### [Data shown]
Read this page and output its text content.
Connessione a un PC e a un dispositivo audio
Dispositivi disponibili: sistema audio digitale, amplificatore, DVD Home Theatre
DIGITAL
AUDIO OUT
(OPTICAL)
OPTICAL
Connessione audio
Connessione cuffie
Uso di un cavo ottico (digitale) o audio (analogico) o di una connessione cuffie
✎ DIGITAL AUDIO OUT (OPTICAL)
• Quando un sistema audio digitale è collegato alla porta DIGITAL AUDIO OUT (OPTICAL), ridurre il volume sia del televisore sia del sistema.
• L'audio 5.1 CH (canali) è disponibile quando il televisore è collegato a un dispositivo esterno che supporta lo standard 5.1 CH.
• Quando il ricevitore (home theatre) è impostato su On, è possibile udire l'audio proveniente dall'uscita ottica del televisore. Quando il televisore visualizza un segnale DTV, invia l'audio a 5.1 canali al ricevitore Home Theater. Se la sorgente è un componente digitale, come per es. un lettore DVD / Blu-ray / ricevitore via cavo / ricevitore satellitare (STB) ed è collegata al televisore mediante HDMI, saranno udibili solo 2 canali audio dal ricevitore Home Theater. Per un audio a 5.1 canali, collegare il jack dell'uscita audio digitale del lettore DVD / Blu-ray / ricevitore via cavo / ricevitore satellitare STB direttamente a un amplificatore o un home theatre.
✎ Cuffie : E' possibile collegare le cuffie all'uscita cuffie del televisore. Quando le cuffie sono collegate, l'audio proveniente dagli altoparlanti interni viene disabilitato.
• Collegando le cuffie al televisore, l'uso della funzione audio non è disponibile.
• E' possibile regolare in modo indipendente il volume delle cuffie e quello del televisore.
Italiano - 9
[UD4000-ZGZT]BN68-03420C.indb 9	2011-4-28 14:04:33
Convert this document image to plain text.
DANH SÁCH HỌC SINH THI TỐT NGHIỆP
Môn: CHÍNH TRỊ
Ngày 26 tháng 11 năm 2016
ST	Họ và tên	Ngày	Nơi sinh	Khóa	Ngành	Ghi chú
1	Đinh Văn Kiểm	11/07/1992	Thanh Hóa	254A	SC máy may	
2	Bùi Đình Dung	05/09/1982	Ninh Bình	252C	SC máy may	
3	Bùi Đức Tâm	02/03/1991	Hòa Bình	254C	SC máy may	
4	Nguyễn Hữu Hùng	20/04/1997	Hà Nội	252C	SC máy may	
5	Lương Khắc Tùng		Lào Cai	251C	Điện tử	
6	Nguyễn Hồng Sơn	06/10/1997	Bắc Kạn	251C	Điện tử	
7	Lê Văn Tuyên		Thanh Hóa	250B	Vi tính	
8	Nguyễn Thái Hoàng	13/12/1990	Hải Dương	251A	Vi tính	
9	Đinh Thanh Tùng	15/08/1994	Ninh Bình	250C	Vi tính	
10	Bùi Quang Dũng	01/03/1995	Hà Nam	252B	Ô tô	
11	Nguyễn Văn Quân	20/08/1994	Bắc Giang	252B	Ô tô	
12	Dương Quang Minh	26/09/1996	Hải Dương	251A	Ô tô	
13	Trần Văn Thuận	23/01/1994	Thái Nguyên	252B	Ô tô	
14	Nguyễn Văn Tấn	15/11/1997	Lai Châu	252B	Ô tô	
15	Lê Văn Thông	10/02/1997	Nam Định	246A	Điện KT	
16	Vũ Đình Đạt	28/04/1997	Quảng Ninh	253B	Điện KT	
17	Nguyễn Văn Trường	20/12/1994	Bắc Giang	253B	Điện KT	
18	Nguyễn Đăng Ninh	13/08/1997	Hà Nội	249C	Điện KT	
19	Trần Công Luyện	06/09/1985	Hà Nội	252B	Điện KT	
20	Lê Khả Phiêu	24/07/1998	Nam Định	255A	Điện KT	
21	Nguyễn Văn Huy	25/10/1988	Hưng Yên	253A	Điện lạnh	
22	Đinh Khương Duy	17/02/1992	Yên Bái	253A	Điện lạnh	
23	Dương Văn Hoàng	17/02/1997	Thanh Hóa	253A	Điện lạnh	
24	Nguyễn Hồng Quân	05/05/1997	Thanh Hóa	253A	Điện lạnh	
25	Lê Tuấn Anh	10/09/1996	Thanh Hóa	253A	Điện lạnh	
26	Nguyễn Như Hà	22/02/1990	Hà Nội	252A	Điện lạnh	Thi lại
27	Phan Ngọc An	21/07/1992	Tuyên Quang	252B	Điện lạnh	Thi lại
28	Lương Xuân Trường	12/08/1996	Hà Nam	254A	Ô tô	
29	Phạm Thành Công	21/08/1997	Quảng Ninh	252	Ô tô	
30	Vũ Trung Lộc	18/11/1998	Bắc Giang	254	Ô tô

### [Instructions for the task]
Exact output of every entry is required.

### [Exercise output]
Read this page and output its text content.
Connessione a un PC e a un dispositivo audio
Dispositivi disponibili: sistema audio digitale, amplificatore, DVD Home Theatre
DIGITAL
AUDIO OUT
(OPTICAL)
OPTICAL
Connessione audio
Connessione cuffie
Uso di un cavo ottico (digitale) o audio (analogico) o di una connessione cuffie
✎ DIGITAL AUDIO OUT (OPTICAL)
• Quando un sistema audio digitale è collegato alla porta DIGITAL AUDIO OUT (OPTICAL), ridurre il volume sia del televisore sia del sistema.
• L'audio 5.1 CH (canali) è disponibile quando il televisore è collegato a un dispositivo esterno che supporta lo standard 5.1 CH.
• Quando il ricevitore (home theatre) è impostato su On, è possibile udire l'audio proveniente dall'uscita ottica del televisore. Quando il televisore visualizza un segnale DTV, invia l'audio a 5.1 canali al ricevitore Home Theater. Se la sorgente è un componente digitale, come per es. un lettore DVD / Blu-ray / ricevitore via cavo / ricevitore satellitare (STB) ed è collegata al televisore mediante HDMI, saranno udibili solo 2 canali audio dal ricevitore Home Theater. Per un audio a 5.1 canali, collegare il jack dell'uscita audio digitale del lettore DVD / Blu-ray / ricevitore via cavo / ricevitore satellitare STB direttamente a un amplificatore o un home theatre.
✎ Cuffie : E' possibile collegare le cuffie all'uscita cuffie del televisore. Quando le cuffie sono collegate, l'audio proveniente dagli altoparlanti interni viene disabilitato.
• Collegando le cuffie al televisore, l'uso della funzione audio non è disponibile.
• E' possibile regolare in modo indipendente il volume delle cuffie e quello del televisore.
Italiano - 9
[UD4000-ZGZT]BN68-03420C.indb 9	2011-4-28 14:04:33
Convert this document image to plain text.
DANH SÁCH HỌC SINH THI TỐT NGHIỆP
Môn: CHÍNH TRỊ
Ngày 26 tháng 11 năm 2016
ST	Họ và tên	Ngày	Nơi sinh	Khóa	Ngành	Ghi chú
1	Đinh Văn Kiểm	11/07/1992	Thanh Hóa	254A	SC máy may	
2	Bùi Đình Dung	05/09/1982	Ninh Bình	252C	SC máy may	
3	Bùi Đức Tâm	02/03/1991	Hòa Bình	254C	SC máy may	
4	Nguyễn Hữu Hùng	20/04/1997	Hà Nội	252C	SC máy may	
5	Lương Khắc Tùng		Lào Cai	251C	Điện tử	
6	Nguyễn Hồng Sơn	06/10/1997	Bắc Kạn	251C	Điện tử	
7	Lê Văn Tuyên		Thanh Hóa	250B	Vi tính	
8	Nguyễn Thái Hoàng	13/12/1990	Hải Dương	251A	Vi tính	
9	Đinh Thanh Tùng	15/08/1994	Ninh Bình	250C	Vi tính	
10	Bùi Quang Dũng	01/03/1995	Hà Nam	252B	Ô tô	
11	Nguyễn Văn Quân	20/08/1994	Bắc Giang	252B	Ô tô	
12	Dương Quang Minh	26/09/1996	Hải Dương	251A	Ô tô	
13	Trần Văn Thuận	23/01/1994	Thái Nguyên	252B	Ô tô	
14	Nguyễn Văn Tấn	15/11/1997	Lai Châu	252B	Ô tô	
15	Lê Văn Thông	10/02/1997	Nam Định	246A	Điện KT	
16	Vũ Đình Đạt	28/04/1997	Quảng Ninh	253B	Điện KT	
17	Nguyễn Văn Trường	20/12/1994	Bắc Giang	253B	Điện KT	
18	Nguyễn Đăng Ninh	13/08/1997	Hà Nội	249C	Điện KT	
19	Trần Công Luyện	06/09/1985	Hà Nội	252B	Điện KT	
20	Lê Khả Phiêu	24/07/1998	Nam Định	255A	Điện KT	
21	Nguyễn Văn Huy	25/10/1988	Hưng Yên	253A	Điện lạnh	
22	Đinh Khương Duy	17/02/1992	Yên Bái	253A	Điện lạnh	
23	Dương Văn Hoàng	17/02/1997	Thanh Hóa	253A	Điện lạnh	
24	Nguyễn Hồng Quân	05/05/1997	Thanh Hóa	253A	Điện lạnh	
25	Lê Tuấn Anh	10/09/1996	Thanh Hóa	253A	Điện lạnh	
26	Nguyễn Như Hà	22/02/1990	Hà Nội	252A	Điện lạnh	Thi lại
27	Phan Ngọc An	21/07/1992	Tuyên Quang	252B	Điện lạnh	Thi lại
28	Lương Xuân Trường	12/08/1996	Hà Nam	254A	Ô tô	
29	Phạm Thành Công	21/08/1997	Quảng Ninh	252	Ô tô	
30	Vũ Trung Lộc	18/11/1998	Bắc Giang	254	Ô tô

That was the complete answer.